STATED EXERCISE 1 => Reproduce the part of the review of The Glass Castle between "Updated: Jul 9, 2021" and "their father’s alcoholism.", inclusive.
STATED EXERCISE 2 => Please write the next part of the review of The Glass Castle, picking up after its last sentence.

TEXT SECTION =>
Updated: Jul 9, 2021


Rex (Woody Harrelson) and daughter Jeannette (Ella Anderson) try to make the best of things in The Glass Castle (Distributed by Lionsgate)

The Glass Castle is the based on real life story of the Walls family. Dad avoided work if he could and Mom was a (non-working) artist, so the family of six was constantly on the move from town to town, living on the cheap until Dad got fired from his latest job or got them into trouble with the locals. They would then move on to the next town and start over again. This resulted in a challenging childhood for the four children who lived largely without running water and electricity, sometimes went days without food and saw whatever money the family did have get sacrificed to their father’s alcoholism.

The Glass Castle (117 minutes, plus four more minutes of footage of the actual Walls family at the start of the end credits), based on a 2005 memoir of the same name by daughter Jeannette Walls, is a sometimes harrowing, sometimes nostalgic look back at this life and the effect it had on the (now grown-up) children. The film is told in flashbacks as an adult Jeannette, now a writer for the New York Times engaged to a successful financial advisor (played by Max Greenfield from Fox’s New Girl, who is unfortunately not given much more than clichés to work with), looks back on her unorthodox upbringing, mainly focusing on her complicated relationship with her father (Woody Harrelson).

The film’s tone is very uneven. Sometimes it is a nostalgic look at unpredictable, but loving, parents. At others, it is the harrowing account of four children who sometimes had to parent themselves because their father was too drunk and their mother either would not or could not stand up to him (there are several moments where third oldest child Jeannette takes care of her siblings and her parents).

RECORDS SUPPLIED =>

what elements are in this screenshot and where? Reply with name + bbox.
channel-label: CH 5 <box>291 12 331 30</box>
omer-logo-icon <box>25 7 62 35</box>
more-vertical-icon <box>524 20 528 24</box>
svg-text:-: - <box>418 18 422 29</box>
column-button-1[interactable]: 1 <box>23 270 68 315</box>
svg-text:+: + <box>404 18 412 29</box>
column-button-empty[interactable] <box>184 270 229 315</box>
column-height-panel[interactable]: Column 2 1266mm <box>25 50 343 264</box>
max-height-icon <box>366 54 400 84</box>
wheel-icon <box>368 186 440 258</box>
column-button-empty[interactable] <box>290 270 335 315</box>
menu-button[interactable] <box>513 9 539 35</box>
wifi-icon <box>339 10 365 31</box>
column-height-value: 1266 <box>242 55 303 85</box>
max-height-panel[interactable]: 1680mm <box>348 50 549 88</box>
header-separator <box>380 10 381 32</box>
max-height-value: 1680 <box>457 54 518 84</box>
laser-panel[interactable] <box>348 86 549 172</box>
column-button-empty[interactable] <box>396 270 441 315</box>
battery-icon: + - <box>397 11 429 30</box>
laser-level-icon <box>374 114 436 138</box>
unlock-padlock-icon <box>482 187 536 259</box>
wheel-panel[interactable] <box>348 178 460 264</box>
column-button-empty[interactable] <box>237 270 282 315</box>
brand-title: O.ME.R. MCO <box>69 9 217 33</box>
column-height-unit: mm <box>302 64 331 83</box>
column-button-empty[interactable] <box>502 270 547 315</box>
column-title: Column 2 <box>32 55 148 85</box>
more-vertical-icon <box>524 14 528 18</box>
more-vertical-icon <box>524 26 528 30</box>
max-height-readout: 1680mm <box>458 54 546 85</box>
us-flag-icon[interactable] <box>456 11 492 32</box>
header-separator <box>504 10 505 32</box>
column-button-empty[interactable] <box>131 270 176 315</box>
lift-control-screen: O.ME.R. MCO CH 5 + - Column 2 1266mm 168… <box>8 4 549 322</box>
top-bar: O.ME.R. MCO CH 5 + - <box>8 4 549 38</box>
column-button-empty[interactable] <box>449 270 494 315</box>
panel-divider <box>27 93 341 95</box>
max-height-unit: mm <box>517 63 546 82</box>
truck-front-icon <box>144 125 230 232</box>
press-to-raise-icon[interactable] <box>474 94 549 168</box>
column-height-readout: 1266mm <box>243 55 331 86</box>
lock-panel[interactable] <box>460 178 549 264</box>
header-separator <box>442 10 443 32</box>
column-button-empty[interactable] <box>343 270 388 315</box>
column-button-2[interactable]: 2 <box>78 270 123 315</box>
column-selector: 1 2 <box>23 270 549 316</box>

WRITTEN RESPONSE 1 =>
Updated: Jul 9, 2021


Rex (Woody Harrelson) and daughter Jeannette (Ella Anderson) try to make the best of things in The Glass Castle (Distributed by Lionsgate)

The Glass Castle is the based on real life story of the Walls family. Dad avoided work if he could and Mom was a (non-working) artist, so the family of six was constantly on the move from town to town, living on the cheap until Dad got fired from his latest job or got them into trouble with the locals. They would then move on to the next town and start over again. This resulted in a challenging childhood for the four children who lived largely without running water and electricity, sometimes went days without food and saw whatever money the family did have get sacrificed to their father’s alcoholism.

WRITTEN RESPONSE 2 =>
The mother, Rose Mary (played by an underutilized Naomi Watts) does not seem particularly interested in being a mother. Her painting is her biggest priority. The father, Rex, veers wildly between loving and cruel. When he is sober, he is kind, but selfish. When he is drunk, he is cruel and self-pitying (there are some effective scenes where young Jeannette (a very good Ella Anderson) begs him to stop drinking so the family will have enough money for food). The grown-up Walls children appear to remember their father (he died in 1994) based only on the good times. That is understandable but, based only on this film, it was hard for me to do that.

Adult Jeannette (Brie Larson)

The flashback sequences, carried by Harrelson and Anderson are the best parts of the film. The present day story does not work quite as well. Despite the very talented Brie Larson (a Best Actress Oscar winner in 2016 for Room) starring as adult Jeannette, those scenes don’t have the dramatic heft that they should. The whole subplot about her being scared to tell her parents she’s getting married feels like it belongs in a different movie. The point about the Walls parents (especially Rex) having very specific, unshakable beliefs that they tried to pass on to their kids was made effectively enough in the flashback scenes. But it feels beaten into the ground here.

I’m pretty sure adult Jeannette is rebelling against her parents, but I’m not sure if that is supposed to be a positive or a negative. The film seems to want to have it both ways. Harrelson is good at playing a difficult man who maybe could have been a great father under better circumstances. But at times it felt like the movie was saying he was a great father and that was hard for me to believe based on the evidence presented.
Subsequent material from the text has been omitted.